Soal Latihan:
**1)** Ubahlah bagian bacaan tentang pemeriksaan penunjang demam pada bentangan dari "Pemeriksaan biokimia selanjutnya" sampai "gram, BTA, kultur)", lalu tuliskan kembali dengan mengganti "Sediaan apus" menjadi "Preparat usap".
**2)** Ringkaslah paragraf bacaan yang diawali "Sediaan apus dan kultur dari tenggorok" menjadi daftar butir yang tetap memuat fakta utamanya.

Bacaan:

################

Urinalisis dengan sedimen urine harus dilakukan. Cairan sendi harus diperiksa
untuk menemukan kristal. Biopsi sumsum tulang (bukan aspirasi biasa) untuk
pemeriksaan histopatologi (disamping pemeriksaan kultur) diperlukan kalau terdapat
kemungkinan infiltrasi sumsum tulang oleh kuman patogen atau sel tumor. Tinja
harus diperiksa untuk menemukan leukosit, telur cacing ataupun parasit. Pemeriksaan
elektrolit, gula darah, Blood Urea Nitrogen, dan kreatinin harus dilakukan. Tes faal
hepar, SGOT, SGPT, GGT dapat memberi petunjuk mengenai fungsi sel hati.
Pemeriksaan biokimia selanjutnya dapat membantu dengan mengukur kadar kalsium
yang dapat meningkat pada sarkoidosis dan karsinomatosis.
b. Mikrobiologi
Sediaan apus dan kultur dari tenggorok, uretra, anus, serviks, dan vagina harus
dibuat dalam situasi yang tepat. Pemeriksaan sputum (pengecatan gram, BTA, kultur)
diperlukan untuk setiap pasien yang menderita demam dan batuk. Pemeriksaan kultur
darah dan kultur cairan abnormal serta urin diperlukan kalau keadaan demam tersebut
lebih dari penyakit virus yang terjadi tanpa komplikasi. Cairan serebrospinal harus
diperiksa dan dikultur bila terdapat meningismus, nyeri kepala berat, atau perubahan
status mental.
c. Radiologi
Pembuatan foto toraks merupakan bagian dari pemeriksaan untuk setiap
penyakit demam yang signifikan, seperti adanya gangguan pada paru.

################

Bahan Kajian:
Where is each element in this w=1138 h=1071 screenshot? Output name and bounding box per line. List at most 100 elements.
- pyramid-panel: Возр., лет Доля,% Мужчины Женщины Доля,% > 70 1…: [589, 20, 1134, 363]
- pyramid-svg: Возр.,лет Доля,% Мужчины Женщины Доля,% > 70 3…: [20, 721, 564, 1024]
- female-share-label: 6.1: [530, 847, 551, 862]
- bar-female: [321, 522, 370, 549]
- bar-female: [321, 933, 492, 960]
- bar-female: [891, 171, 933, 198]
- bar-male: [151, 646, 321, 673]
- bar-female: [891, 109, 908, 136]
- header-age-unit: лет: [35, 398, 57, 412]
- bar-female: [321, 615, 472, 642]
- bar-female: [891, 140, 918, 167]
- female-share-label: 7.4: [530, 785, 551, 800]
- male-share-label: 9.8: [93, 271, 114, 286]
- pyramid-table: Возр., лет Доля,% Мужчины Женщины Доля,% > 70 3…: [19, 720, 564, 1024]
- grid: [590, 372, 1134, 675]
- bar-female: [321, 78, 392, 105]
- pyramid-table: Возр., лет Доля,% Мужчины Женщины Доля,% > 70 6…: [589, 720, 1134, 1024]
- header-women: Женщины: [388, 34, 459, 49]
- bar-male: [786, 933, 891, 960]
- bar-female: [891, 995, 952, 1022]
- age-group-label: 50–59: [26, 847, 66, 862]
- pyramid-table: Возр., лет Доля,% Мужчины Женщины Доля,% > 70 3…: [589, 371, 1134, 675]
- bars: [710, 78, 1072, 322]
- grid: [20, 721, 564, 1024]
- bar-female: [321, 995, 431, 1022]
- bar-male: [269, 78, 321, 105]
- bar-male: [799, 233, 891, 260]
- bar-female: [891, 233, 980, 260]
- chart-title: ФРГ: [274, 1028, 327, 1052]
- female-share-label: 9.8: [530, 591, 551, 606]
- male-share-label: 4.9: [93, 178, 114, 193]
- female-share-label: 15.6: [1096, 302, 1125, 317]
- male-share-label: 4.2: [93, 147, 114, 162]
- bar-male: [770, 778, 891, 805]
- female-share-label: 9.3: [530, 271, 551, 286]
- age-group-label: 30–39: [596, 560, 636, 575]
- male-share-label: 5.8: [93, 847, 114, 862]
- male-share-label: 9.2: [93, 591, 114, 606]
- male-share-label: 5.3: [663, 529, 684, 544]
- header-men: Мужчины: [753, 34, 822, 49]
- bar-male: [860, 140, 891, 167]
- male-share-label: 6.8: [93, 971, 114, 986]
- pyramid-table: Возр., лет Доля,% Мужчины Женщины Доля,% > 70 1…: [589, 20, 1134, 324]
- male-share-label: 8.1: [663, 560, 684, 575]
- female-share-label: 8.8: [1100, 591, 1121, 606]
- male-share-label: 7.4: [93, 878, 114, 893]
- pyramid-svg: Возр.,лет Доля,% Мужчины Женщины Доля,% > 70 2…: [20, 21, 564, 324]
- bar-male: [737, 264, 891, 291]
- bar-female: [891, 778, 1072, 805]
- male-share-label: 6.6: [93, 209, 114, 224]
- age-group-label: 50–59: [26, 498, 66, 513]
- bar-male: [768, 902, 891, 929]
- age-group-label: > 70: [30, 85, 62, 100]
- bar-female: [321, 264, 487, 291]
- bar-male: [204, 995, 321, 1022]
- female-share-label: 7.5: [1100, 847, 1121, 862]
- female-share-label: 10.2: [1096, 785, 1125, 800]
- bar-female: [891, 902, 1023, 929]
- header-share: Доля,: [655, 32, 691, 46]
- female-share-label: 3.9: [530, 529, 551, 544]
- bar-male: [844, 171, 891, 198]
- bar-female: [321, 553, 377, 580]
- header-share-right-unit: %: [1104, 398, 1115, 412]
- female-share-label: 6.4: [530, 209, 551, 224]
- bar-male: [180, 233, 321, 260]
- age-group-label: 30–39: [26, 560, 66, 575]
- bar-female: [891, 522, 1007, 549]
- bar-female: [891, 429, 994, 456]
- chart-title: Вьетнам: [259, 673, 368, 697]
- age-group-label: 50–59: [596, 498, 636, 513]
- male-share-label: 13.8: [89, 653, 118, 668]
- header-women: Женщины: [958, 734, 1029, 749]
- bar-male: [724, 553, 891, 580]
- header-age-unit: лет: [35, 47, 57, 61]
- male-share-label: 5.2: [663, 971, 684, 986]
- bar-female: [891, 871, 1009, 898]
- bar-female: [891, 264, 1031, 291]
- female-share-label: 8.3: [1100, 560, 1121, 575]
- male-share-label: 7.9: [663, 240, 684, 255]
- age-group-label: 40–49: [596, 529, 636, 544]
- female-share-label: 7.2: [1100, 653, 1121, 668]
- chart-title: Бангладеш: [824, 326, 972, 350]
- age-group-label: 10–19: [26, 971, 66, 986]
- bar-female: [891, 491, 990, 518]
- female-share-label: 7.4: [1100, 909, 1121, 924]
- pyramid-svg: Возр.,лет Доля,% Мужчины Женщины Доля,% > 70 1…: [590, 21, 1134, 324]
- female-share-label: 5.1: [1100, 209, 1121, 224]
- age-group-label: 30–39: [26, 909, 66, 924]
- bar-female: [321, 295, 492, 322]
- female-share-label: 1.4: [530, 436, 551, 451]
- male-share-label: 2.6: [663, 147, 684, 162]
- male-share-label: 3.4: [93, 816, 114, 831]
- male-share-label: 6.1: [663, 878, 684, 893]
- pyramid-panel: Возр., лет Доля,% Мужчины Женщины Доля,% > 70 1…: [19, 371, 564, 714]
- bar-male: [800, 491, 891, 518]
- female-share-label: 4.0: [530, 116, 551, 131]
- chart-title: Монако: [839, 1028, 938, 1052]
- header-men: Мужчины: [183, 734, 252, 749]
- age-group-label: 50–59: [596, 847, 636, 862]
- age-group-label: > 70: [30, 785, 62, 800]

################

Jawaban:
**1)**
Pemeriksaan biokimia selanjutnya dapat membantu dengan mengukur kadar kalsium
yang dapat meningkat pada sarkoidosis dan karsinomatosis.
b. Mikrobiologi
Preparat usap dan kultur dari tenggorok, uretra, anus, serviks, dan vagina harus
dibuat dalam situasi yang tepat. Pemeriksaan sputum (pengecatan gram, BTA, kultur)

**2)**
- Sediaan apus dan kultur dari tenggorok, uretra, anus, serviks, dan vagina dibuat dalam situasi yang tepat.
- Pemeriksaan sputum (pengecatan gram, BTA, kultur) diperlukan untuk setiap pasien yang demam dan batuk.
- Kultur darah, cairan abnormal, dan urin diperlukan jika demam tersebut lebih dari penyakit virus tanpa komplikasi.
- Cairan serebrospinal diperiksa dan dikultur bila terdapat meningismus, nyeri kepala berat, atau perubahan status mental.